**GOAL:** Each line containing the word "Breakout" must be reported.

**ENTRIES PROVIDED:**
┌──

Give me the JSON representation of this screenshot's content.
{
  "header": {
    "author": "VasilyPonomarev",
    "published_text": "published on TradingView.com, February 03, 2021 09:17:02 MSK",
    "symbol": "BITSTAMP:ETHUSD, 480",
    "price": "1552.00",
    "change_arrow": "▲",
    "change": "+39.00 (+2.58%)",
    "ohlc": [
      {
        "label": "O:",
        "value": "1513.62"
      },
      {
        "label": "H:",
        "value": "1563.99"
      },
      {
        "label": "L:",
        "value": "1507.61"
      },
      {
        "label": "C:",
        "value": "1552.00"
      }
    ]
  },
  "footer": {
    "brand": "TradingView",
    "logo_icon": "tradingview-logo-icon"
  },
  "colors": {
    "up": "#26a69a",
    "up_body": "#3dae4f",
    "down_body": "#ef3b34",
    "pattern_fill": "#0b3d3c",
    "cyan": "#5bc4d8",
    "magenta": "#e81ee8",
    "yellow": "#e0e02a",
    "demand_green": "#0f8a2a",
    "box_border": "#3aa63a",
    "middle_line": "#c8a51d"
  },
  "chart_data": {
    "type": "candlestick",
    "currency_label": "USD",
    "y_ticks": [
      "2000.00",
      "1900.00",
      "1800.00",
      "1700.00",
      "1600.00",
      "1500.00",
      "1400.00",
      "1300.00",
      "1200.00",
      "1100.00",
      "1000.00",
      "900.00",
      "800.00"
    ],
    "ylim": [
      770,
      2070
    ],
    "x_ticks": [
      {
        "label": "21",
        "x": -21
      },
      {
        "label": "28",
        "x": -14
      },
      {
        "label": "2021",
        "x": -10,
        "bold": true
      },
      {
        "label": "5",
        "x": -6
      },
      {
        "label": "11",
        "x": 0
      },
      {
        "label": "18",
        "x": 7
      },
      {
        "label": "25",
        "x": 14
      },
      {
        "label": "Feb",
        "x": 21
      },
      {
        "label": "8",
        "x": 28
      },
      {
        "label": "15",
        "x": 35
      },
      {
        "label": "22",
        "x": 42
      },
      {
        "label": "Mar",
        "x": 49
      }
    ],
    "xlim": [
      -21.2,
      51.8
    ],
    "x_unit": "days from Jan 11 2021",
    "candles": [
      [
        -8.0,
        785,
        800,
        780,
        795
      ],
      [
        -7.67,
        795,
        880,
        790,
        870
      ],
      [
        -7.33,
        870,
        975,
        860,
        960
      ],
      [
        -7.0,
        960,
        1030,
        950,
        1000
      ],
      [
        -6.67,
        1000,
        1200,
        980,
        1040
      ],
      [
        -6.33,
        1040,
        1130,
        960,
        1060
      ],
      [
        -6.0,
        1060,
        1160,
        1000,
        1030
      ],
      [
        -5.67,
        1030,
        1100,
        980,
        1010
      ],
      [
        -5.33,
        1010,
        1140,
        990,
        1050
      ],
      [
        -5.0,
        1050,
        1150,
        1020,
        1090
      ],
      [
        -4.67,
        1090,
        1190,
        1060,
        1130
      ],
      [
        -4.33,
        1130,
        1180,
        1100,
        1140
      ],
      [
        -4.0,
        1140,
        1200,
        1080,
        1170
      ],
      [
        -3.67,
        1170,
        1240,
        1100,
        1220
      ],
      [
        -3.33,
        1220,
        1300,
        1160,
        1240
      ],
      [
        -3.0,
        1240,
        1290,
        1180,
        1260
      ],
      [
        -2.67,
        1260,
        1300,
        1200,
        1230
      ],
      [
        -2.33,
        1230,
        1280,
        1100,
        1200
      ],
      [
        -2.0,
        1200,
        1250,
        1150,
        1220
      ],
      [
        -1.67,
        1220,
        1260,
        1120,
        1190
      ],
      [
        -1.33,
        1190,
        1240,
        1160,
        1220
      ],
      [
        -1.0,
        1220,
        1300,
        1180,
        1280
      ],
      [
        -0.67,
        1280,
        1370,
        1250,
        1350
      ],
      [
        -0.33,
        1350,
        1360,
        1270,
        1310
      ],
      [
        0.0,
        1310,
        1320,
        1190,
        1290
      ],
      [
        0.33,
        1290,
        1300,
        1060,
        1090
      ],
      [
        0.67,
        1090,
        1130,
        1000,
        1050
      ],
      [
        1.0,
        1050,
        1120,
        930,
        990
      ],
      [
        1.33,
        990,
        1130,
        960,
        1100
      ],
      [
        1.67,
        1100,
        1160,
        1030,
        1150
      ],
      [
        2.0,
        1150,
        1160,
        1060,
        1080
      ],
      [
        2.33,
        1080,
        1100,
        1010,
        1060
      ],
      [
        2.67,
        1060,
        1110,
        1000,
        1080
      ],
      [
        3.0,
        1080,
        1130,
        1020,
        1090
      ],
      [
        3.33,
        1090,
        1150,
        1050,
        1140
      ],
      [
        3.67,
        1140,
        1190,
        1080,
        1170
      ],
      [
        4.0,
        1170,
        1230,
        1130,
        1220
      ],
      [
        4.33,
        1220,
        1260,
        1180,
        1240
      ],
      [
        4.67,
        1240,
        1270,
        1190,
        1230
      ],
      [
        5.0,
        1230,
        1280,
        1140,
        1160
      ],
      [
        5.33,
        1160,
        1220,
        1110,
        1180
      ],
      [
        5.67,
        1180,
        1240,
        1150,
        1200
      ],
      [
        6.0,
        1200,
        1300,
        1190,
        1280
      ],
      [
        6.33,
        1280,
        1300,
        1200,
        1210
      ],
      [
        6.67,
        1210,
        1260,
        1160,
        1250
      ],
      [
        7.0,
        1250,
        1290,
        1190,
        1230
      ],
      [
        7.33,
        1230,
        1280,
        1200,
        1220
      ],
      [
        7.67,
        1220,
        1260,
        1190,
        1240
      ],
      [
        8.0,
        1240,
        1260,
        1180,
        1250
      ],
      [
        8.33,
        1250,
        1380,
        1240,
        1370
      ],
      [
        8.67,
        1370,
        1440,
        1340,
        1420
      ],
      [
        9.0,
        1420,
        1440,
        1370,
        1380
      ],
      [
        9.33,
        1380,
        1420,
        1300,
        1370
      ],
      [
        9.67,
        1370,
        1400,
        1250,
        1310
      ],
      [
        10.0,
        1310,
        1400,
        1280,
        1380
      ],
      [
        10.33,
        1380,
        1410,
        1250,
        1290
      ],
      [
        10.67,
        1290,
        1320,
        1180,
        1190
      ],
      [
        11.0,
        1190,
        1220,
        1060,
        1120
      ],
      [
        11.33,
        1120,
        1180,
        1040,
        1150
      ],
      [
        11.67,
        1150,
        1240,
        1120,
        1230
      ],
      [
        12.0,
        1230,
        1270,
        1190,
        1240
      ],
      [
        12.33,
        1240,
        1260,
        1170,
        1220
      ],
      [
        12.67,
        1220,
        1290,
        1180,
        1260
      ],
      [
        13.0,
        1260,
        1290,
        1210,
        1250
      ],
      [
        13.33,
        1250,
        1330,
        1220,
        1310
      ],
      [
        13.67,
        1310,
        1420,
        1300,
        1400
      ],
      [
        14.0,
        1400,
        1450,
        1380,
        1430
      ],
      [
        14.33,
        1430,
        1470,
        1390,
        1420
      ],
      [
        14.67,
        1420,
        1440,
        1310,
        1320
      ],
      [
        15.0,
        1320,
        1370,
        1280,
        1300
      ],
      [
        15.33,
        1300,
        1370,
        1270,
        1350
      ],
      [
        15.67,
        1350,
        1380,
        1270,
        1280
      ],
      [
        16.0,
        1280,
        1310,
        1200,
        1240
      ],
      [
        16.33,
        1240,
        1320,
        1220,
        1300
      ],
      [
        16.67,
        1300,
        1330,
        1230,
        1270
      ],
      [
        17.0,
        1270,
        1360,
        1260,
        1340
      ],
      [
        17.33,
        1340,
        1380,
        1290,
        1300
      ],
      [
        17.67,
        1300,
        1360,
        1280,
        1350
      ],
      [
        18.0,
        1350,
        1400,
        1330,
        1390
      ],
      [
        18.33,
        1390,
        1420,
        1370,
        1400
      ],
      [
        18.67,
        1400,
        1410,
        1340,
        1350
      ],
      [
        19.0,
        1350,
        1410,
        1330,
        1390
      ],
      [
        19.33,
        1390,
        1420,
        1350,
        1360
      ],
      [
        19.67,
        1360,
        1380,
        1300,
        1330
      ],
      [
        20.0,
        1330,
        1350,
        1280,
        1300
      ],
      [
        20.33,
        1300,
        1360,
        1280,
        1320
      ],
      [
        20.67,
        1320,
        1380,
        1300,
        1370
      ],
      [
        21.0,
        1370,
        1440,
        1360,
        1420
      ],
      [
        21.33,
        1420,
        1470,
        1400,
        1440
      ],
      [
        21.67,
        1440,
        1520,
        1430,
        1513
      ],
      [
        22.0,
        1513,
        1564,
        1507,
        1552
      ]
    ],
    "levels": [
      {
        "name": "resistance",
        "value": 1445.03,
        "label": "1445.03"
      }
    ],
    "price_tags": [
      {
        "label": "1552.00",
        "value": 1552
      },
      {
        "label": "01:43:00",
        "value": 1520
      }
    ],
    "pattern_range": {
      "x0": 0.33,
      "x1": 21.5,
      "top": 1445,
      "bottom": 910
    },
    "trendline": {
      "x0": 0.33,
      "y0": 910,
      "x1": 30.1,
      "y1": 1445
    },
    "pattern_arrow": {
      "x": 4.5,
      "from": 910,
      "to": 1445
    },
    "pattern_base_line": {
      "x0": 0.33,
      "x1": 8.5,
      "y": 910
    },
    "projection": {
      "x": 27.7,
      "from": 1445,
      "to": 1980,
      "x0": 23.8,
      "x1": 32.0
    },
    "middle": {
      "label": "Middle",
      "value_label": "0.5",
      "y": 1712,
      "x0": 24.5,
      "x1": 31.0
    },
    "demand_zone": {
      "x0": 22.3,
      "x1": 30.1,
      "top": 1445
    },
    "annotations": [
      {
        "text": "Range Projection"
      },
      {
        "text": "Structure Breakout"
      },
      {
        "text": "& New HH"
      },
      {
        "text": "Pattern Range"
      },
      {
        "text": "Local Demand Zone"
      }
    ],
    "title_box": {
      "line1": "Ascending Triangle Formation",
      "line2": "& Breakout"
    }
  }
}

└──

**SOLUTION FOR THIS TASK:**
        "text": "Structure Breakout"
      "line2": "& Breakout"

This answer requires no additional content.